State how many lines in the listing below include the word "menu", and add nothing besides the number.

[Start Data for this task]

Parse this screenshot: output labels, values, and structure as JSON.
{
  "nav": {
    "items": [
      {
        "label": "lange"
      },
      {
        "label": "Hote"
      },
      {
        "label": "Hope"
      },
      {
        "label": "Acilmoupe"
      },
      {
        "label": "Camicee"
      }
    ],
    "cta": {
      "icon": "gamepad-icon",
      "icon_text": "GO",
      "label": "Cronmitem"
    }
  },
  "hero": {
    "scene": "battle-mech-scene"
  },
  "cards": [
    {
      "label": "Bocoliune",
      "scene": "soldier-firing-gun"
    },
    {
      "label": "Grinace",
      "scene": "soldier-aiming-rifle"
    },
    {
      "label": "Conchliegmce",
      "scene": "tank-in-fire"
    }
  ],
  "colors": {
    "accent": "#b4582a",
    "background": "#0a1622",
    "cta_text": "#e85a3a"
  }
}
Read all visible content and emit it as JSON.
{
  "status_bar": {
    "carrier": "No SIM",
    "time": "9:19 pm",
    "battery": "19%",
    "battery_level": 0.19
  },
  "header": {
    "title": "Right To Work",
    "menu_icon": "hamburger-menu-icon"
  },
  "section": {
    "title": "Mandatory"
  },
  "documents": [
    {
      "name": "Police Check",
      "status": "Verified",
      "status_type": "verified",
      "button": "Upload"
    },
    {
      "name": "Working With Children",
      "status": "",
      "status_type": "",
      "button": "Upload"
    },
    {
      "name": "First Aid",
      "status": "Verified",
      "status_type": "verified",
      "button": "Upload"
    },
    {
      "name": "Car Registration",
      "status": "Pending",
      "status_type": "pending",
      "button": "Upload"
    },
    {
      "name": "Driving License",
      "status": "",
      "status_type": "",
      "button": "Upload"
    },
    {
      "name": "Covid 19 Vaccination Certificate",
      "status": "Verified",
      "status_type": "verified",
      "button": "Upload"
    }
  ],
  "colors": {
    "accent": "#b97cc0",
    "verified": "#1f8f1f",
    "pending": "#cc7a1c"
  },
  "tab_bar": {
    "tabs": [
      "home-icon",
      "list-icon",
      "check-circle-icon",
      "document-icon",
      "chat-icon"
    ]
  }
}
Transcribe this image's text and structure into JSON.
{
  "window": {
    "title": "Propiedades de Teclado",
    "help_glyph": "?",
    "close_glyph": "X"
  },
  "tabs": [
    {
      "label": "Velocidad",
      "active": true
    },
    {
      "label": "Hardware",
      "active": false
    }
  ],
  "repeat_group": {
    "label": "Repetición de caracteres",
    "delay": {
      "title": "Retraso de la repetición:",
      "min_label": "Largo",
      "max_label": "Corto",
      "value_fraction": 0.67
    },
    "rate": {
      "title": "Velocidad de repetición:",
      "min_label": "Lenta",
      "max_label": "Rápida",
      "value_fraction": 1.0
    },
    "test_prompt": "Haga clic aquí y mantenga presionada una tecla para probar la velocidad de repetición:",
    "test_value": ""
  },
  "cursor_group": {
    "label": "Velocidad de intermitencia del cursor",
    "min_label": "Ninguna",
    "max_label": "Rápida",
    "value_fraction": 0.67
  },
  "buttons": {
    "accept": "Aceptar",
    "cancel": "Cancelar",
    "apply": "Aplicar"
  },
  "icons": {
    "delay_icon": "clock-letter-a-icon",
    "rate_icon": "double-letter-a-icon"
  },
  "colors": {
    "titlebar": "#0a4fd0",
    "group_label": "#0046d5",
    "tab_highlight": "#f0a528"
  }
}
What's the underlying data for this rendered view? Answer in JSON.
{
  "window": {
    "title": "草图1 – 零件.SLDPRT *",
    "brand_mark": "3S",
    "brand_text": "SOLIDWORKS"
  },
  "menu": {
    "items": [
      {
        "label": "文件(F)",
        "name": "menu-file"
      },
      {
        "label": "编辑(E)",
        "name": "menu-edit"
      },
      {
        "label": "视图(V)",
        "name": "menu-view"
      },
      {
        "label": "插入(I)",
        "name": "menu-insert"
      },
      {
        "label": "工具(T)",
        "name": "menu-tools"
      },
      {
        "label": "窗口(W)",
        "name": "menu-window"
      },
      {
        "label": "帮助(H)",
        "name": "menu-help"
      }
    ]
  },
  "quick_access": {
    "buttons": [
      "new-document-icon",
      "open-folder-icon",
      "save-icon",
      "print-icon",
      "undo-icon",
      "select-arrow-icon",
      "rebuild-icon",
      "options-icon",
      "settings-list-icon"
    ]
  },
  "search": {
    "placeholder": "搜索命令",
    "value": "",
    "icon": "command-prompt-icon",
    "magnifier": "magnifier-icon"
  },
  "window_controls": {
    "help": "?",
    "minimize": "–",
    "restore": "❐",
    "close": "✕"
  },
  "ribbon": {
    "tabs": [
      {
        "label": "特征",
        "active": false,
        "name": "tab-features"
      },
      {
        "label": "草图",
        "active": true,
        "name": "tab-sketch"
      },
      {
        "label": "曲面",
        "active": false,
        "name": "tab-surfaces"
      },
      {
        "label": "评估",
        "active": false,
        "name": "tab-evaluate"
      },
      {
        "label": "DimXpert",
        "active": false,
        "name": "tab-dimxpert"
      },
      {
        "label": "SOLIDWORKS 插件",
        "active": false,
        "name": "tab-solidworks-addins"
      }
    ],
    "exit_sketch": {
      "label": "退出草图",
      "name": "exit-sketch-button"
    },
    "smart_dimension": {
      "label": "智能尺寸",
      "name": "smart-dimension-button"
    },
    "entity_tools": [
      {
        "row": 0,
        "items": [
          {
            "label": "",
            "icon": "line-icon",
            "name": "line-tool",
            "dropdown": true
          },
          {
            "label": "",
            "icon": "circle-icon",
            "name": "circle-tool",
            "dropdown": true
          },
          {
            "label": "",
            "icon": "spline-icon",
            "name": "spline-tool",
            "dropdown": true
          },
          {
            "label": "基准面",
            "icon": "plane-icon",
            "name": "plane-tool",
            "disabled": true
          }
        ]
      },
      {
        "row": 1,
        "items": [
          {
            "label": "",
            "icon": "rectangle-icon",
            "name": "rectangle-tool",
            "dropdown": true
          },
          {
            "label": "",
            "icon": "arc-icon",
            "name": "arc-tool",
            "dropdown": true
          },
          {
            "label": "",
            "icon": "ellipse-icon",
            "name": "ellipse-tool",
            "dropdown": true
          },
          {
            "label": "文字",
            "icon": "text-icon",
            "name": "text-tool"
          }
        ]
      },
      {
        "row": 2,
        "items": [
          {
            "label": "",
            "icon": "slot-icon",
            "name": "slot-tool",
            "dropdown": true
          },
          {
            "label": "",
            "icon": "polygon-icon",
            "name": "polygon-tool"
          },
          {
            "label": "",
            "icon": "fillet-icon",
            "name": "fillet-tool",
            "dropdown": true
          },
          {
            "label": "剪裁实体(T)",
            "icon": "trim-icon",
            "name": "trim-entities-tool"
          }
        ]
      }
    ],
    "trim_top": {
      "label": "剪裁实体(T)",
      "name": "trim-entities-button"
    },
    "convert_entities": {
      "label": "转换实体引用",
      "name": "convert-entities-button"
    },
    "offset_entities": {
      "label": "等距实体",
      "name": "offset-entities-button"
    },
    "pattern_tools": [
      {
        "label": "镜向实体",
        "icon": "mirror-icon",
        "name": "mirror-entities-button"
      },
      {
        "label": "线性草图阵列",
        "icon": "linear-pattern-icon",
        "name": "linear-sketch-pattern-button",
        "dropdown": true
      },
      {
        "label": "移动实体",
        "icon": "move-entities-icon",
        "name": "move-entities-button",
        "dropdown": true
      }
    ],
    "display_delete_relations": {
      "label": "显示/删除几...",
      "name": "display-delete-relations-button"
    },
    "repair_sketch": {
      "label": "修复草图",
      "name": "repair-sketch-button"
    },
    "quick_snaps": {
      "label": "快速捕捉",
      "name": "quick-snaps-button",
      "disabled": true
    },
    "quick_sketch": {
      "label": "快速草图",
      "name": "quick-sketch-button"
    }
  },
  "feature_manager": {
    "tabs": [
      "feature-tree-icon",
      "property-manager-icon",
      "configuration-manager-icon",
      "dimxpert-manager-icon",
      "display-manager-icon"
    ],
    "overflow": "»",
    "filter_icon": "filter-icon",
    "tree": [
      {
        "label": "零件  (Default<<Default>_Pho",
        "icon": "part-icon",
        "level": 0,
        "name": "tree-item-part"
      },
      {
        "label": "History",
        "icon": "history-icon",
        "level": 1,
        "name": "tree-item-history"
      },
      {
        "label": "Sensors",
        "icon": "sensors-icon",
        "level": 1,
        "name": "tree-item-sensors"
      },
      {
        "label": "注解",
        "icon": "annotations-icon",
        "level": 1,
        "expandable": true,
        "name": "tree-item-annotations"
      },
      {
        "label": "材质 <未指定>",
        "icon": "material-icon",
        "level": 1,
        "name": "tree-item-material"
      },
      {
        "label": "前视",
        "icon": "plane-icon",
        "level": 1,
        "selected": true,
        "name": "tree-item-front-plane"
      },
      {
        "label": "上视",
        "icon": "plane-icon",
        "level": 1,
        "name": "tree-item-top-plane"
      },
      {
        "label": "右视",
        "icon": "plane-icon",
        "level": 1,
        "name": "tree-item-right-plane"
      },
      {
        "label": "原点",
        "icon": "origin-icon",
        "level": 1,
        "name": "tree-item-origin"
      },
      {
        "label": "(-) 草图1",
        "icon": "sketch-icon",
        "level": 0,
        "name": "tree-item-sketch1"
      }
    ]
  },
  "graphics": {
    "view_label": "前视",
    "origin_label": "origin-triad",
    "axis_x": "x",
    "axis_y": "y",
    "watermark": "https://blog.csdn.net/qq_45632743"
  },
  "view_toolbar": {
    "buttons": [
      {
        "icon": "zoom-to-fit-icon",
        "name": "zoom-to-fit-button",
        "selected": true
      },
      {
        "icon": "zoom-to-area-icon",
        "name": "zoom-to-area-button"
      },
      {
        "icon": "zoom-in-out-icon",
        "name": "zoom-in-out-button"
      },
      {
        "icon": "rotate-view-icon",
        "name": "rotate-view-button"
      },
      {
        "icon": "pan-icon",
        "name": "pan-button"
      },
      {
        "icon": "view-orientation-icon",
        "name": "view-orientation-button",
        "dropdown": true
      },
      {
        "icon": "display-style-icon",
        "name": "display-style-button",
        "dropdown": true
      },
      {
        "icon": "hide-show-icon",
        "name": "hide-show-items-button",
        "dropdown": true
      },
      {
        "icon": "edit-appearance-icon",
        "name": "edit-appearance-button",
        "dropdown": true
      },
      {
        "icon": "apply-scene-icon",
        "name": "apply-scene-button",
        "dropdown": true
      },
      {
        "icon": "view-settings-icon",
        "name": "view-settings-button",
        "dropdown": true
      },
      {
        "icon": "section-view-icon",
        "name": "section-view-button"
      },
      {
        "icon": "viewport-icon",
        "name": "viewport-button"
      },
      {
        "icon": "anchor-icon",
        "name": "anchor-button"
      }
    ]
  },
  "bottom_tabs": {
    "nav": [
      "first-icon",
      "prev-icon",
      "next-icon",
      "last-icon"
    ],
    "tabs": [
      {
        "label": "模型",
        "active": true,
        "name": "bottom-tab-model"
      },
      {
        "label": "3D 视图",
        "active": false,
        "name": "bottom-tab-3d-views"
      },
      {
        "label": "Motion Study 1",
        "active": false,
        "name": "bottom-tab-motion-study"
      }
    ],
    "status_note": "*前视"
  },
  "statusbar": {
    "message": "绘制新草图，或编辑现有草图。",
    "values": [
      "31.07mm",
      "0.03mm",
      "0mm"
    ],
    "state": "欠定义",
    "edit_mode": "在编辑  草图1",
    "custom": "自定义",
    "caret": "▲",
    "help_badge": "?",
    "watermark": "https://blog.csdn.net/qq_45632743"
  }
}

[End Data for this task]

### The output
9